[Element and coordinate data]
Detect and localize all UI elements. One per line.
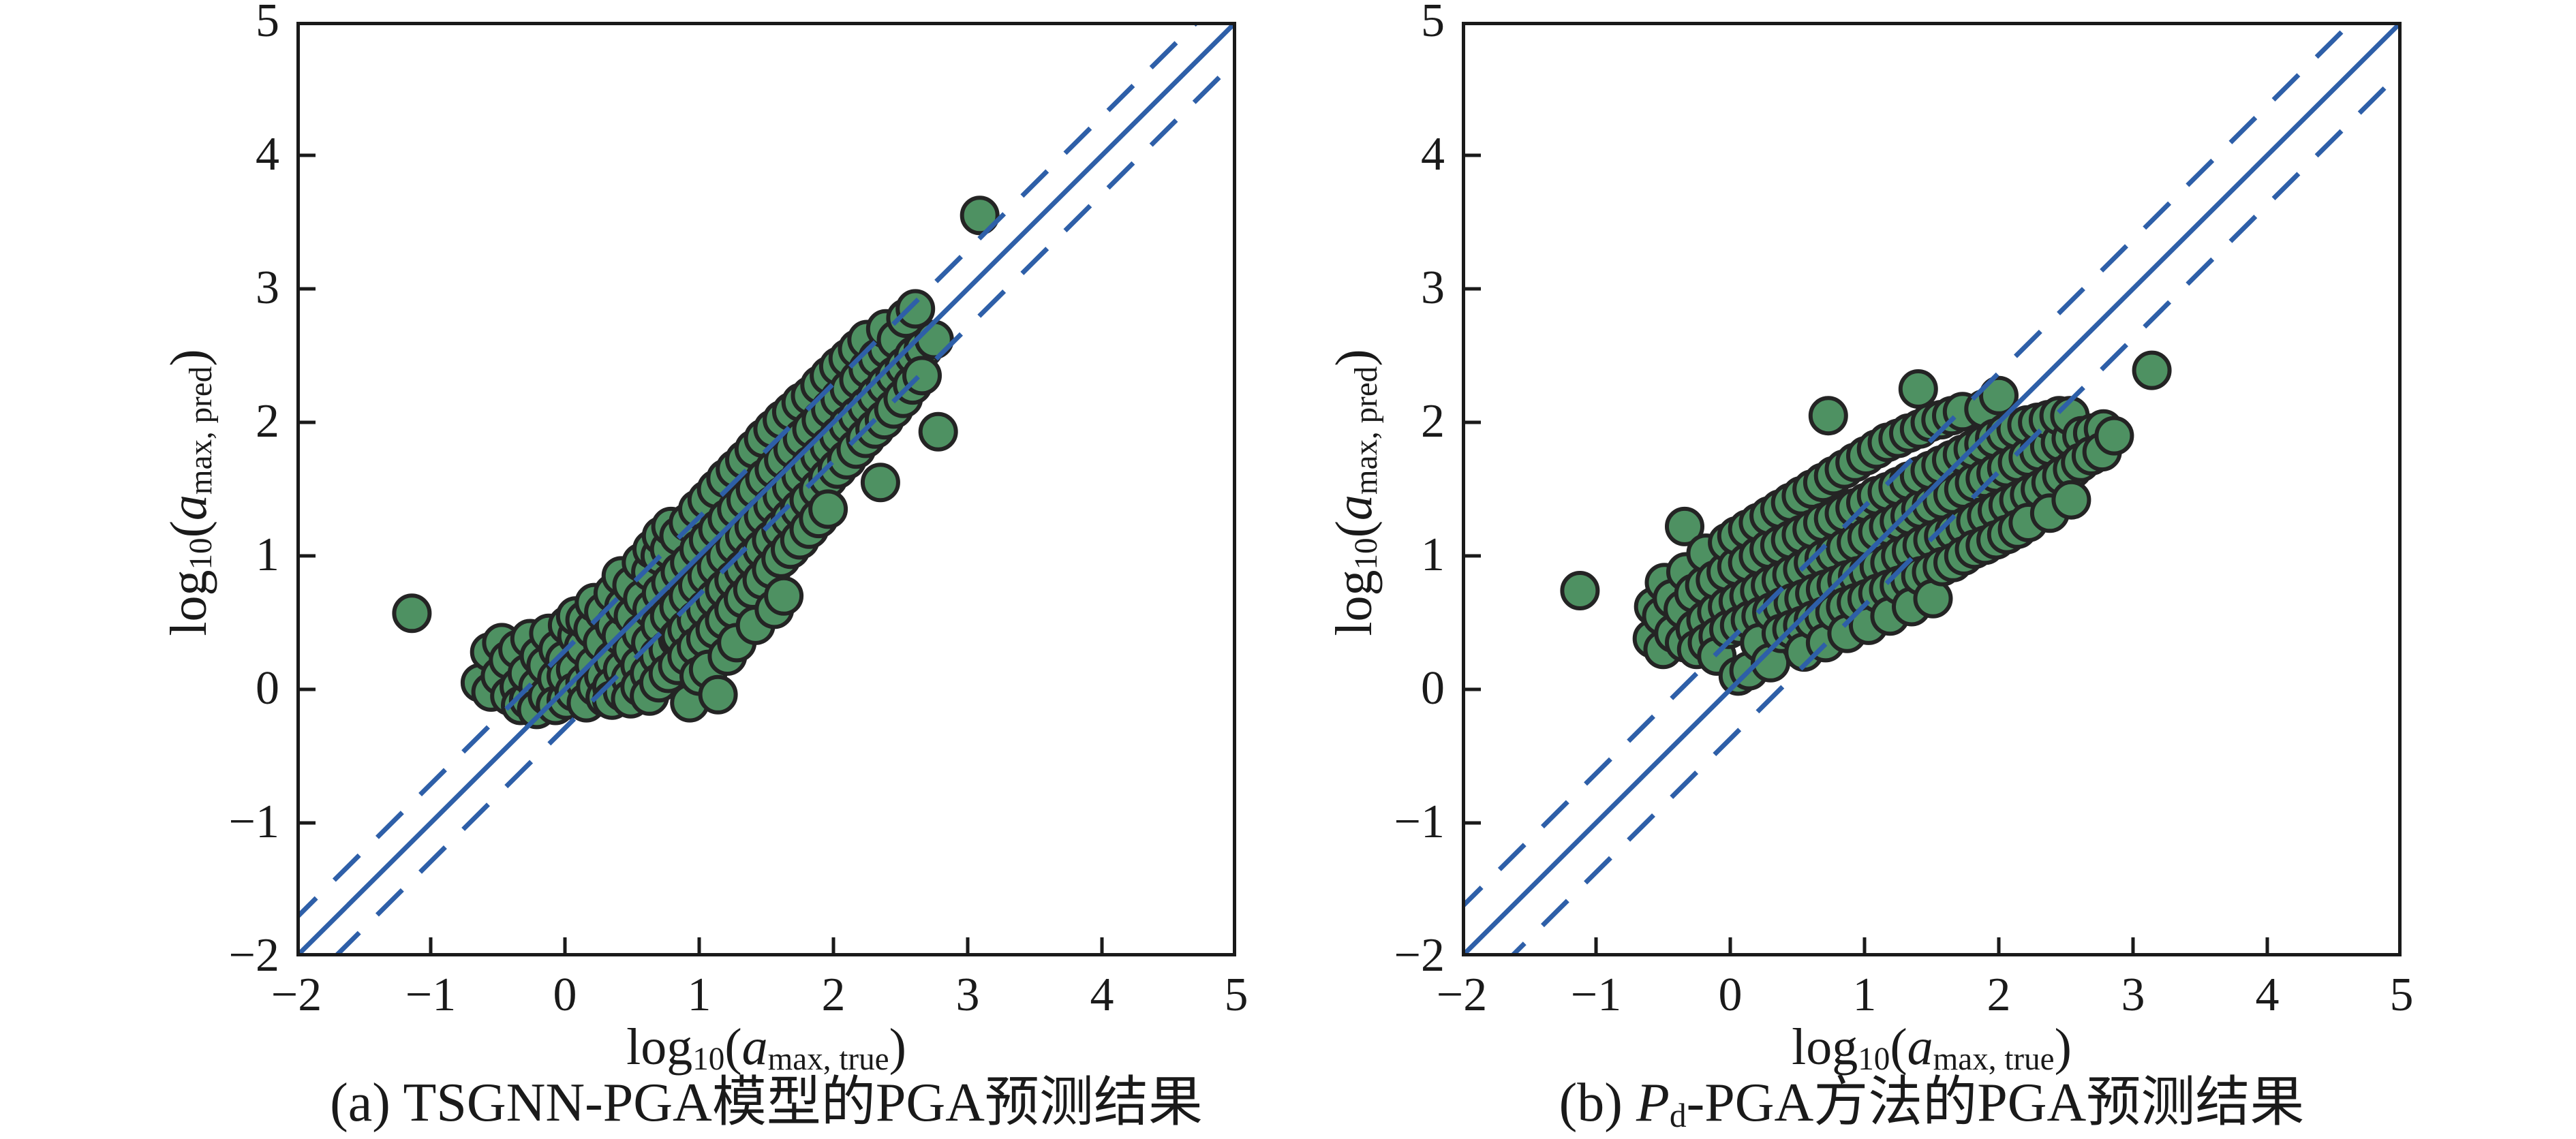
- y-tick-label: 0: [256, 662, 279, 715]
- y-tick-label: −2: [228, 929, 279, 982]
- scatter-point: [808, 489, 848, 529]
- axis-box: [296, 22, 1236, 956]
- scatter-point: [2051, 480, 2091, 520]
- x-tick-label: 5: [2389, 969, 2414, 1021]
- x-tick-label: −2: [1436, 969, 1488, 1021]
- y-tick-label: 4: [1421, 128, 1445, 181]
- x-tick-label: 4: [1090, 969, 1114, 1021]
- y-tick-label: 5: [1421, 0, 1445, 47]
- y-tick-label: 2: [256, 395, 279, 448]
- x-tick-label: −1: [1570, 969, 1622, 1021]
- scatter-point: [960, 196, 1000, 236]
- y-tick-label: 0: [1421, 662, 1445, 715]
- y-tick-label: 4: [256, 128, 279, 181]
- y-tick-label: −1: [1394, 796, 1445, 848]
- y-tick-label: 2: [1421, 395, 1445, 448]
- scatter-point: [1808, 396, 1848, 436]
- scatter-point: [392, 593, 432, 634]
- scatter-point: [764, 576, 804, 616]
- y-tick-label: −2: [1394, 929, 1445, 982]
- x-tick-label: −1: [405, 969, 457, 1021]
- plot-area: [296, 22, 1236, 956]
- x-tick-label: 0: [553, 969, 577, 1021]
- x-tick-label: 1: [1852, 969, 1877, 1021]
- scatter-point: [698, 674, 738, 715]
- lower-dashed-line: [332, 57, 1236, 956]
- x-tick-label: 3: [2121, 969, 2145, 1021]
- x-tick-label: 2: [821, 969, 846, 1021]
- x-tick-label: 2: [1987, 969, 2011, 1021]
- scatter-point: [1979, 375, 2019, 416]
- y-tick-label: 5: [256, 0, 279, 47]
- scatter-point: [895, 289, 936, 329]
- caption-b: (b) Pd-PGA方法的PGA预测结果: [1559, 1073, 2305, 1134]
- x-tick-label: −2: [271, 969, 322, 1021]
- y-tick-label: 3: [1421, 262, 1445, 314]
- y-tick-label: −1: [228, 796, 279, 848]
- upper-dashed-line: [1462, 22, 2356, 911]
- scatter-point: [860, 463, 900, 503]
- scatter-point: [2132, 350, 2172, 390]
- x-tick-label: 4: [2255, 969, 2280, 1021]
- x-tick-label: 3: [955, 969, 980, 1021]
- axis-box: [1462, 22, 2402, 956]
- y-tick-label: 1: [256, 529, 279, 581]
- scatter-point: [918, 411, 958, 452]
- x-tick-label: 1: [687, 969, 711, 1021]
- scatter-point: [1560, 571, 1600, 610]
- scatter-point: [1898, 369, 1938, 409]
- identity-line: [1462, 22, 2402, 956]
- x-tick-label: 5: [1224, 969, 1248, 1021]
- scatter-point: [2094, 416, 2134, 456]
- scatter-point: [1665, 506, 1704, 546]
- y-tick-label: 1: [1421, 529, 1445, 581]
- scatter-point: [1913, 578, 1953, 619]
- caption-a: (a) TSGNN-PGA模型的PGA预测结果: [330, 1073, 1203, 1133]
- lower-dashed-line: [1507, 67, 2402, 956]
- x-tick-label: 0: [1718, 969, 1743, 1021]
- plot-area: [1462, 22, 2402, 956]
- scatter-points-group: [1560, 350, 2172, 696]
- upper-dashed-line: [296, 22, 1201, 922]
- x-axis-label: log10(amax, true): [1792, 1018, 2072, 1078]
- y-tick-label: 3: [256, 262, 279, 314]
- x-axis-label: log10(amax, true): [626, 1018, 906, 1078]
- identity-line: [296, 22, 1236, 956]
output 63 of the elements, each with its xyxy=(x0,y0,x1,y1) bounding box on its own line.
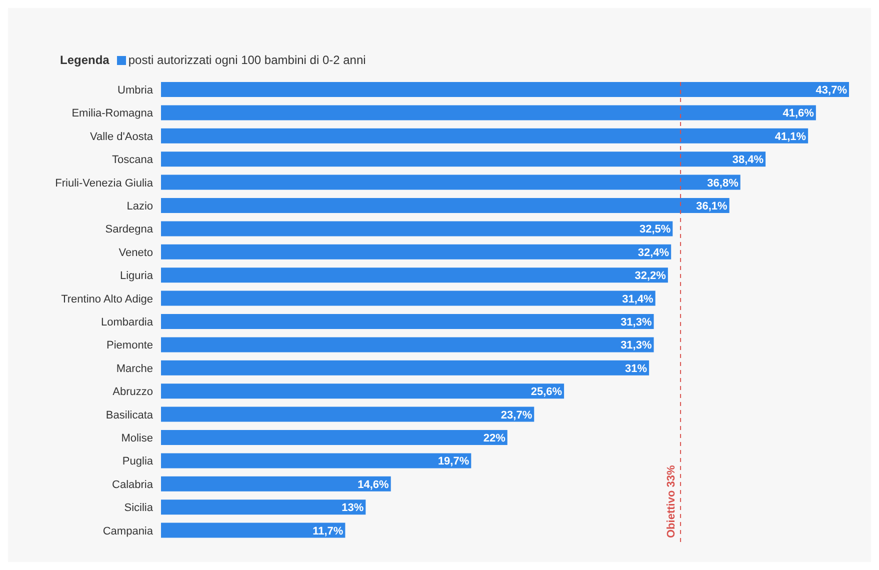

# Exercise aim
Convert all of the data above into a JSON list of strings, one string per line with blank lines omitted, and leave the pictures out.

# Full answer
[
  "Detect and localize all UI elements. One per line.",
  "- y-tick-label: 0: [256, 662, 279, 715]",
  "- y-tick-label: −2: [228, 929, 279, 982]",
  "- scatter-point: [808, 489, 848, 529]",
  "- axis-box: [296, 22, 1236, 956]",
  "- scatter-point: [2051, 480, 2091, 520]",
  "- x-tick-label: 5: [2389, 969, 2414, 1021]",
  "- x-tick-label: −2: [1436, 969, 1488, 1021]",
  "- y-tick-label: 4: [1421, 128, 1445, 181]",
  "- x-tick-label: 4: [1090, 969, 1114, 1021]",
  "- y-tick-label: 5: [1421, 0, 1445, 47]",
  "- y-tick-label: 2: [256, 395, 279, 448]",
  "- x-tick-label: −1: [1570, 969, 1622, 1021]",
  "- scatter-point: [960, 196, 1000, 236]",
  "- y-tick-label: 0: [1421, 662, 1445, 715]",
  "- y-tick-label: 4: [256, 128, 279, 181]",
  "- y-tick-label: −1: [1394, 796, 1445, 848]",
  "- y-tick-label: 2: [1421, 395, 1445, 448]",
  "- scatter-point: [1808, 396, 1848, 436]",
  "- scatter-point: [392, 593, 432, 634]",
  "- scatter-point: [764, 576, 804, 616]",
  "- y-tick-label: −2: [1394, 929, 1445, 982]",
  "- x-tick-label: −1: [405, 969, 457, 1021]",
  "- plot-area: [296, 22, 1236, 956]",
  "- x-tick-label: 0: [553, 969, 577, 1021]",
  "- x-tick-label: 1: [1852, 969, 1877, 1021]",
  "- scatter-point: [698, 674, 738, 715]",
  "- lower-dashed-line: [332, 57, 1236, 956]",
  "- x-tick-label: 3: [2121, 969, 2145, 1021]",
  "- x-tick-label: 2: [821, 969, 846, 1021]",
  "- x-tick-label: 2: [1987, 969, 2011, 1021]",
  "- scatter-point: [1979, 375, 2019, 416]",
  "- y-tick-label: 5: [256, 0, 279, 47]",
  "- scatter-point: [895, 289, 936, 329]",
  "- caption-b: (b) Pd-PGA方法的PGA预测结果: [1559, 1073, 2305, 1134]",
  "- x-tick-label: −2: [271, 969, 322, 1021]",
  "- y-tick-label: 3: [1421, 262, 1445, 314]",
  "- y-tick-label: −1: [228, 796, 279, 848]",
  "- upper-dashed-line: [1462, 22, 2356, 911]",
  "- scatter-point: [860, 463, 900, 503]",
  "- scatter-point: [2132, 350, 2172, 390]",
  "- x-tick-label: 4: [2255, 969, 2280, 1021]",
  "- x-tick-label: 3: [955, 969, 980, 1021]",
  "- axis-box: [1462, 22, 2402, 956]",
  "- y-tick-label: 1: [256, 529, 279, 581]",
  "- scatter-point: [918, 411, 958, 452]",
  "- x-tick-label: 1: [687, 969, 711, 1021]",
  "- scatter-point: [1560, 571, 1600, 610]",
  "- scatter-point: [1898, 369, 1938, 409]",
  "- identity-line: [1462, 22, 2402, 956]",
  "- x-tick-label: 5: [1224, 969, 1248, 1021]",
  "- scatter-point: [2094, 416, 2134, 456]",
  "- scatter-point: [1665, 506, 1704, 546]",
  "- y-tick-label: 1: [1421, 529, 1445, 581]",
  "- scatter-point: [1913, 578, 1953, 619]",
  "- caption-a: (a) TSGNN-PGA模型的PGA预测结果: [330, 1073, 1203, 1133]",
  "- lower-dashed-line: [1507, 67, 2402, 956]",
  "- x-tick-label: 0: [1718, 969, 1743, 1021]",
  "- plot-area: [1462, 22, 2402, 956]",
  "- scatter-points-group: [1560, 350, 2172, 696]",
  "- upper-dashed-line: [296, 22, 1201, 922]",
  "- x-axis-label: log10(amax, true): [1792, 1018, 2072, 1078]",
  "- y-tick-label: 3: [256, 262, 279, 314]",
  "- x-axis-label: log10(amax, true): [626, 1018, 906, 1078]",
  "- identity-line: [296, 22, 1236, 956]",
  "output 63 of the elements, each with its xyxy=(x0,y0,x1,y1) bounding box on its own line."
]